- **Problem requirements**
All records are to be retyped faithfully and completely.

────────────────────

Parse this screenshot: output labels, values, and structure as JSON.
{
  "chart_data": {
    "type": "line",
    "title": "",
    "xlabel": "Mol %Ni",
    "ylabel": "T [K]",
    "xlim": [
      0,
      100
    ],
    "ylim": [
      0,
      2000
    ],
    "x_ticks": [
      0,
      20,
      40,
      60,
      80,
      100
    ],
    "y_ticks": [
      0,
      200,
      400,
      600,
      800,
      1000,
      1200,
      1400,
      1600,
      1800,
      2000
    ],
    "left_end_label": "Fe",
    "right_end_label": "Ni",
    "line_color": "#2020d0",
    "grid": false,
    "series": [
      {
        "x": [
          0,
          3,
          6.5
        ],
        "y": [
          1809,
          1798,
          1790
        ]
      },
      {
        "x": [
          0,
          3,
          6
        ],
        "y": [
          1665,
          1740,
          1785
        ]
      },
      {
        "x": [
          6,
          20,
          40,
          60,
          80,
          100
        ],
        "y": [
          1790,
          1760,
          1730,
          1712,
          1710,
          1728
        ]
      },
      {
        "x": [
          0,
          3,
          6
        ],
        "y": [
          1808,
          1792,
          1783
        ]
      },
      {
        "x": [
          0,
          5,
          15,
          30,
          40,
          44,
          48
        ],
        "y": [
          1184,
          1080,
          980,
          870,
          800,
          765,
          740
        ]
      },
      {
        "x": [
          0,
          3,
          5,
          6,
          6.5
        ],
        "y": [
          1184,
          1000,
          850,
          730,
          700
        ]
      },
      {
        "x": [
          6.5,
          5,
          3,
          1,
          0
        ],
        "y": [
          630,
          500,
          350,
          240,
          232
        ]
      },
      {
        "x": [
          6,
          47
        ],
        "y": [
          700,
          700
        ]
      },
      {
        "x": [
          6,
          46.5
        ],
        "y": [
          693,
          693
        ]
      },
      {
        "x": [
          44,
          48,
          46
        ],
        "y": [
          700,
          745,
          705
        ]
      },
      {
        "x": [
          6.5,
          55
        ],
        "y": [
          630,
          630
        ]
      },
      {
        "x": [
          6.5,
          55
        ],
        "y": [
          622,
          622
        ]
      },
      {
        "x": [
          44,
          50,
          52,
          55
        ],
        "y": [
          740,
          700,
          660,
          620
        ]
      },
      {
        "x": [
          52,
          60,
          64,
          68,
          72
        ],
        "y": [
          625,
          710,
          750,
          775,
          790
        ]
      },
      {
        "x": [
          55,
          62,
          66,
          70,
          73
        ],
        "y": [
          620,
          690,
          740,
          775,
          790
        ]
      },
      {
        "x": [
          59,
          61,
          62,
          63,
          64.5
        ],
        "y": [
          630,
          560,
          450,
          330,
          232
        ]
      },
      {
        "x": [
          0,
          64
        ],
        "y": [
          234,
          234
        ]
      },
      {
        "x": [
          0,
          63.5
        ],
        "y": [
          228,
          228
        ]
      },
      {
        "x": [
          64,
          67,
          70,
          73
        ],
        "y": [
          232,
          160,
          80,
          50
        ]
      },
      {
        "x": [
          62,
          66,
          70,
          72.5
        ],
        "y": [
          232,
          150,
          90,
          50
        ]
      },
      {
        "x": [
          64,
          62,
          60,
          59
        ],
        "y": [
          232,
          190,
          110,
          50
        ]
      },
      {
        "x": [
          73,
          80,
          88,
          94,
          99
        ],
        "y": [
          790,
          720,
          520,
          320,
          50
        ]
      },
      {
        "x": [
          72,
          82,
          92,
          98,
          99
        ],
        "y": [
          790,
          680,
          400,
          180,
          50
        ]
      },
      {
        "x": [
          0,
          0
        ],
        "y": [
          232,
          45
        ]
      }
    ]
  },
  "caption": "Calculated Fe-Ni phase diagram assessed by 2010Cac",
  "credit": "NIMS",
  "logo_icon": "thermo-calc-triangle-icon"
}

────────────────────

- **Finished exercise**
Parse this screenshot: output labels, values, and structure as JSON.
{
  "chart_data": {
    "type": "line",
    "title": "",
    "xlabel": "Mol %Ni",
    "ylabel": "T [K]",
    "xlim": [
      0,
      100
    ],
    "ylim": [
      0,
      2000
    ],
    "x_ticks": [
      0,
      20,
      40,
      60,
      80,
      100
    ],
    "y_ticks": [
      0,
      200,
      400,
      600,
      800,
      1000,
      1200,
      1400,
      1600,
      1800,
      2000
    ],
    "left_end_label": "Fe",
    "right_end_label": "Ni",
    "line_color": "#2020d0",
    "grid": false,
    "series": [
      {
        "x": [
          0,
          3,
          6.5
        ],
        "y": [
          1809,
          1798,
          1790
        ]
      },
      {
        "x": [
          0,
          3,
          6
        ],
        "y": [
          1665,
          1740,
          1785
        ]
      },
      {
        "x": [
          6,
          20,
          40,
          60,
          80,
          100
        ],
        "y": [
          1790,
          1760,
          1730,
          1712,
          1710,
          1728
        ]
      },
      {
        "x": [
          0,
          3,
          6
        ],
        "y": [
          1808,
          1792,
          1783
        ]
      },
      {
        "x": [
          0,
          5,
          15,
          30,
          40,
          44,
          48
        ],
        "y": [
          1184,
          1080,
          980,
          870,
          800,
          765,
          740
        ]
      },
      {
        "x": [
          0,
          3,
          5,
          6,
          6.5
        ],
        "y": [
          1184,
          1000,
          850,
          730,
          700
        ]
      },
      {
        "x": [
          6.5,
          5,
          3,
          1,
          0
        ],
        "y": [
          630,
          500,
          350,
          240,
          232
        ]
      },
      {
        "x": [
          6,
          47
        ],
        "y": [
          700,
          700
        ]
      },
      {
        "x": [
          6,
          46.5
        ],
        "y": [
          693,
          693
        ]
      },
      {
        "x": [
          44,
          48,
          46
        ],
        "y": [
          700,
          745,
          705
        ]
      },
      {
        "x": [
          6.5,
          55
        ],
        "y": [
          630,
          630
        ]
      },
      {
        "x": [
          6.5,
          55
        ],
        "y": [
          622,
          622
        ]
      },
      {
        "x": [
          44,
          50,
          52,
          55
        ],
        "y": [
          740,
          700,
          660,
          620
        ]
      },
      {
        "x": [
          52,
          60,
          64,
          68,
          72
        ],
        "y": [
          625,
          710,
          750,
          775,
          790
        ]
      },
      {
        "x": [
          55,
          62,
          66,
          70,
          73
        ],
        "y": [
          620,
          690,
          740,
          775,
          790
        ]
      },
      {
        "x": [
          59,
          61,
          62,
          63,
          64.5
        ],
        "y": [
          630,
          560,
          450,
          330,
          232
        ]
      },
      {
        "x": [
          0,
          64
        ],
        "y": [
          234,
          234
        ]
      },
      {
        "x": [
          0,
          63.5
        ],
        "y": [
          228,
          228
        ]
      },
      {
        "x": [
          64,
          67,
          70,
          73
        ],
        "y": [
          232,
          160,
          80,
          50
        ]
      },
      {
        "x": [
          62,
          66,
          70,
          72.5
        ],
        "y": [
          232,
          150,
          90,
          50
        ]
      },
      {
        "x": [
          64,
          62,
          60,
          59
        ],
        "y": [
          232,
          190,
          110,
          50
        ]
      },
      {
        "x": [
          73,
          80,
          88,
          94,
          99
        ],
        "y": [
          790,
          720,
          520,
          320,
          50
        ]
      },
      {
        "x": [
          72,
          82,
          92,
          98,
          99
        ],
        "y": [
          790,
          680,
          400,
          180,
          50
        ]
      },
      {
        "x": [
          0,
          0
        ],
        "y": [
          232,
          45
        ]
      }
    ]
  },
  "caption": "Calculated Fe-Ni phase diagram assessed by 2010Cac",
  "credit": "NIMS",
  "logo_icon": "thermo-calc-triangle-icon"
}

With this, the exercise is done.